Problem statement
Look below. Copy each line that has "Electrons" in it.
━━━━━ Supplied data ━━━━━
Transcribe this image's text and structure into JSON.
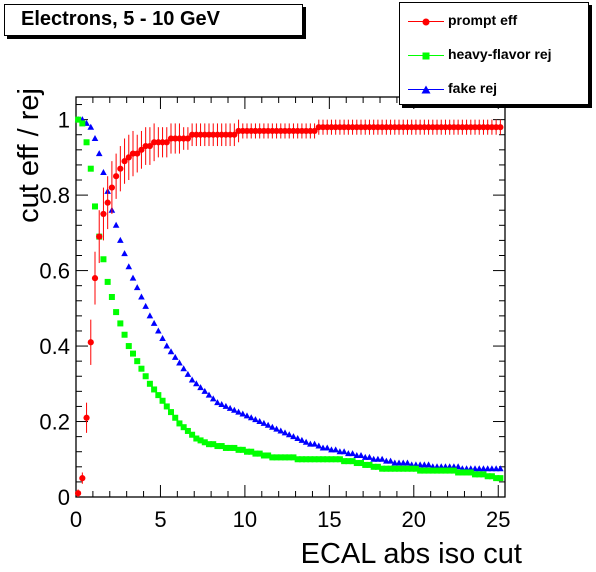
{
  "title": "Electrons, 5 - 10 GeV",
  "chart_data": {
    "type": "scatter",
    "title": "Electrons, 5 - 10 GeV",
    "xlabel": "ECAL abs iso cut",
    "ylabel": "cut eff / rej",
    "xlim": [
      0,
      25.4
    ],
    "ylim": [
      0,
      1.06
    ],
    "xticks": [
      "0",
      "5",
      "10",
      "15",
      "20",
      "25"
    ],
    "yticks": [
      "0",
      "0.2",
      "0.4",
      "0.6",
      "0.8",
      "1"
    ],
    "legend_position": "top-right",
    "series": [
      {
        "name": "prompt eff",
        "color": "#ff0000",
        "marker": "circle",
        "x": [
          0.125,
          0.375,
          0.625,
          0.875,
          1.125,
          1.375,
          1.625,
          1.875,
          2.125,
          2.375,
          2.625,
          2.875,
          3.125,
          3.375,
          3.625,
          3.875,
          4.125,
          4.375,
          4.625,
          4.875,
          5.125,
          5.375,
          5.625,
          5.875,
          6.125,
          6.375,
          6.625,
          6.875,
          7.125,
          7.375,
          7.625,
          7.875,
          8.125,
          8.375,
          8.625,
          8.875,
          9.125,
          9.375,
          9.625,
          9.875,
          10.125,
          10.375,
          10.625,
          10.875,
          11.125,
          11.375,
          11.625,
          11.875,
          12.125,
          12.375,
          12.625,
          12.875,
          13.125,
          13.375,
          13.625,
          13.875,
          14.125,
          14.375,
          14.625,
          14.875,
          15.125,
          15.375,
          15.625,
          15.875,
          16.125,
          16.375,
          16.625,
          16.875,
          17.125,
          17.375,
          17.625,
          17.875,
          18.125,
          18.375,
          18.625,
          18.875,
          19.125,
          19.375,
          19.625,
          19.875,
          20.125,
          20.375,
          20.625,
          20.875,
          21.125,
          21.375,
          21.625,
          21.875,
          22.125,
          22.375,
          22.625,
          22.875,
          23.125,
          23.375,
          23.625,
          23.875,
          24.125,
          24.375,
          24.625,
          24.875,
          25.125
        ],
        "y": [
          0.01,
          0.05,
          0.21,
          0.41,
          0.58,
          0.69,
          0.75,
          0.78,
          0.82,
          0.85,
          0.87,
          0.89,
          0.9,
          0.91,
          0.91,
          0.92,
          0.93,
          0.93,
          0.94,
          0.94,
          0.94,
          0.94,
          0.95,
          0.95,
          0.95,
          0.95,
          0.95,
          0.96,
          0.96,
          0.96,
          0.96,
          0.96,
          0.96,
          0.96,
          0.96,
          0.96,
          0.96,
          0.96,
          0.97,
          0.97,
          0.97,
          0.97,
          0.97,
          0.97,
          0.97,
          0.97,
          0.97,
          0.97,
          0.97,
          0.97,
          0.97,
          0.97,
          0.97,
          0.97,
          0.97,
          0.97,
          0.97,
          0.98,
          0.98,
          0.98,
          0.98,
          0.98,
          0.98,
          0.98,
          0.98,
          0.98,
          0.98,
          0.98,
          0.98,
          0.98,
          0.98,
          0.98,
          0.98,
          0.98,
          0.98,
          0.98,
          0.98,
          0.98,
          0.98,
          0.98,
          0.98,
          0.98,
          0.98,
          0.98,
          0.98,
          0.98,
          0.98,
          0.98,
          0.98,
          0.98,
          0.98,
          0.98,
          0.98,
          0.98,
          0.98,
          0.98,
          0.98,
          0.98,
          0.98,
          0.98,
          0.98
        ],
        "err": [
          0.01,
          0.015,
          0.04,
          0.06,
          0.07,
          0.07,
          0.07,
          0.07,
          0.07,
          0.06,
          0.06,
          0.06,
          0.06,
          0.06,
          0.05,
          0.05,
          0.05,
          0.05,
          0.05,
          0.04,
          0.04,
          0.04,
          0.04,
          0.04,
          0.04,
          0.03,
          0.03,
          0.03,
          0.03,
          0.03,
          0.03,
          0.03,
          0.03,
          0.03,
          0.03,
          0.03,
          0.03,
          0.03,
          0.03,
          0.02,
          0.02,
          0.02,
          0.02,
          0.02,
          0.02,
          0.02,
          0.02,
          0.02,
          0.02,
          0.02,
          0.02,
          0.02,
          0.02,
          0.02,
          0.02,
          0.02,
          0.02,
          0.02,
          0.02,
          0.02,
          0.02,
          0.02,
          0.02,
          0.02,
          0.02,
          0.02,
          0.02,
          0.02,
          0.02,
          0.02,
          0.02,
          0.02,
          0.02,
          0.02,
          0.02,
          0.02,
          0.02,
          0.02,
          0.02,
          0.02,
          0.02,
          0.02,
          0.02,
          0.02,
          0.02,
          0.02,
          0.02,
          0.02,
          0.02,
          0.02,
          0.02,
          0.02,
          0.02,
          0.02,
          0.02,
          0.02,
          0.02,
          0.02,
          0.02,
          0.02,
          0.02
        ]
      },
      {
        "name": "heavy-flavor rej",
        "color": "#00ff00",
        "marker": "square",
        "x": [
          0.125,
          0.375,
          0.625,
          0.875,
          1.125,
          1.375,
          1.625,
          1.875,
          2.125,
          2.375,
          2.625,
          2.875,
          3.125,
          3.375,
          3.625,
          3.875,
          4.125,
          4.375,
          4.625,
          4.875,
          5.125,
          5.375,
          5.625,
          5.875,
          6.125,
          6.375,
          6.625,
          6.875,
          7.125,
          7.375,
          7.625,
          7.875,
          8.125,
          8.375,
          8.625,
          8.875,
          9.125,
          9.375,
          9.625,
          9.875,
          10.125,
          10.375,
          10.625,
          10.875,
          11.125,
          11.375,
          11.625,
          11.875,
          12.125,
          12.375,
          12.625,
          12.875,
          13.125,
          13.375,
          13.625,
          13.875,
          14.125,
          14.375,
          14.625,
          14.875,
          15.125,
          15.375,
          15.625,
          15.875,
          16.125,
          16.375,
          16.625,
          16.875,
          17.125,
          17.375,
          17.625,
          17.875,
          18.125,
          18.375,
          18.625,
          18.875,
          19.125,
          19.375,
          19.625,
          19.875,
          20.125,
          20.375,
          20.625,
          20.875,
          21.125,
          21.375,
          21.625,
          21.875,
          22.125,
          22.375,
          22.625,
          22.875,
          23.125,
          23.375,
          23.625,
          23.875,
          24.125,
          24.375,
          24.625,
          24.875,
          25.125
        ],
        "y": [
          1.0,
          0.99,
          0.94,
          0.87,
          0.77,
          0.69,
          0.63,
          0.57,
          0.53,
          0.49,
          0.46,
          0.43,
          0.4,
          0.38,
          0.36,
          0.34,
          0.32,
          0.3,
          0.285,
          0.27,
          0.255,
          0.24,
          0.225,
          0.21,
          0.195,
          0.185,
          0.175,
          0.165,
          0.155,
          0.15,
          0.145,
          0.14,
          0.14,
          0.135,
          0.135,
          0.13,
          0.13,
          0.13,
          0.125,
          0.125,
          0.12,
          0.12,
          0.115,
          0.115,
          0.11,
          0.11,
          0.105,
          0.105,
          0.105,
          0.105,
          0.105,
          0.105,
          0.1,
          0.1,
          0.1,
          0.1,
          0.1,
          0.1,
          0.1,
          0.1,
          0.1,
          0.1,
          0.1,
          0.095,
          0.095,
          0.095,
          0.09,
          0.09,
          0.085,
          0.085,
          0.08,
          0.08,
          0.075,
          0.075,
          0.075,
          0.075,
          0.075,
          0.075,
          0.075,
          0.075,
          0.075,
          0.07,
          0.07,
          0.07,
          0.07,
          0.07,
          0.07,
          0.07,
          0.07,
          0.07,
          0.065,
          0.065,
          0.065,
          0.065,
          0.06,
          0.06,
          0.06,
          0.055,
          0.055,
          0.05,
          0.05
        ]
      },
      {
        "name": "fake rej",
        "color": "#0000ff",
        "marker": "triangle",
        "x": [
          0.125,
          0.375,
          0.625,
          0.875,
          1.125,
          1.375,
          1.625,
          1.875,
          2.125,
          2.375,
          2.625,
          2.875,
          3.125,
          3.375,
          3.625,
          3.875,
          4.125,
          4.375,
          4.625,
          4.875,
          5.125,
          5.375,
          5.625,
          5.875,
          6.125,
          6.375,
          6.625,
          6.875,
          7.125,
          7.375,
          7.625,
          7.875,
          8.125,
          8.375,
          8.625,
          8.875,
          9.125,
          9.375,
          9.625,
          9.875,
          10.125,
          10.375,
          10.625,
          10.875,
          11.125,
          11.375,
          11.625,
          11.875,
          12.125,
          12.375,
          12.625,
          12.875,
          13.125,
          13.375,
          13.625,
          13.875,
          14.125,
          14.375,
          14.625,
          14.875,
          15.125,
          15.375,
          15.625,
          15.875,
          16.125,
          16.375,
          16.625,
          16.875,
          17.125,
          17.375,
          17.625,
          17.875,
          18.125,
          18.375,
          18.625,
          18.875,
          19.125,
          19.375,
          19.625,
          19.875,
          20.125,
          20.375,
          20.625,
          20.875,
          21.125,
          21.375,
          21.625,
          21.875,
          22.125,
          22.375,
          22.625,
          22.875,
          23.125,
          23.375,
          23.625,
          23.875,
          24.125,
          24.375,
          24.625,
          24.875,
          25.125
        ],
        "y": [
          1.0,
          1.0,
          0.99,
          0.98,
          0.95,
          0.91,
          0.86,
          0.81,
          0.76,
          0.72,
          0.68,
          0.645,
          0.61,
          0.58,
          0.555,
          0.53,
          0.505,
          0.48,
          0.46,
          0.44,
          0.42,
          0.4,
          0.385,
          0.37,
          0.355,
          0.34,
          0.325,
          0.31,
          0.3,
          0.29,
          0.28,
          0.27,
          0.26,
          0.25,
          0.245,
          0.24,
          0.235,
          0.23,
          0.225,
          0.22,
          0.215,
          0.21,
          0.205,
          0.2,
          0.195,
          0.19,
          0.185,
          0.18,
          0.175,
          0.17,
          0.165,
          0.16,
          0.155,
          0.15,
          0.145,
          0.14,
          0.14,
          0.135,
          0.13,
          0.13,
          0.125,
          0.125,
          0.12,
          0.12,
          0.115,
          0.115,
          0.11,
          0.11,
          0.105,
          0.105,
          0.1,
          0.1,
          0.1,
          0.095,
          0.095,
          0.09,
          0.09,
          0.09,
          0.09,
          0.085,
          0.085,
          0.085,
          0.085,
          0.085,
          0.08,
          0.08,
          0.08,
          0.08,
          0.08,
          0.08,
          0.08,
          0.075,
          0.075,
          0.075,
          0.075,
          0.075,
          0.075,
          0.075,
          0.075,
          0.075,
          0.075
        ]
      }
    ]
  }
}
━━━━━
━━━━━ Supplied data ━━━━━
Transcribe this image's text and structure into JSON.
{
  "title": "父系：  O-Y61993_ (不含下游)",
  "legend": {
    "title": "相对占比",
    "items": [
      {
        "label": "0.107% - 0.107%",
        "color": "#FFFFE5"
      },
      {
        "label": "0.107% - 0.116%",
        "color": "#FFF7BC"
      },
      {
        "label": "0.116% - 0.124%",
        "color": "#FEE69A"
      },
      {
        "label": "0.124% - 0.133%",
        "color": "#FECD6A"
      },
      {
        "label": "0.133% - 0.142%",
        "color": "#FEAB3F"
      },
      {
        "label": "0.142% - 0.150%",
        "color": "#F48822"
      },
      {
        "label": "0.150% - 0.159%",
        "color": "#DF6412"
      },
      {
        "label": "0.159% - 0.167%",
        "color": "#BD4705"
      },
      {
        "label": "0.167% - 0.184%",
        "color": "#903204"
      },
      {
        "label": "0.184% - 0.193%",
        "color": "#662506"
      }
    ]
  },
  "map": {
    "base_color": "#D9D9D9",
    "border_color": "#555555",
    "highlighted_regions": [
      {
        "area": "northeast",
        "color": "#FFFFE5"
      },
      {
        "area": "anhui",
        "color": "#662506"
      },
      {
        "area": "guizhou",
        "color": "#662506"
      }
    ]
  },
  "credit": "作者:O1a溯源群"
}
━━━━━
Solution
  "title": "Electrons, 5 - 10 GeV",
    "title": "Electrons, 5 - 10 GeV",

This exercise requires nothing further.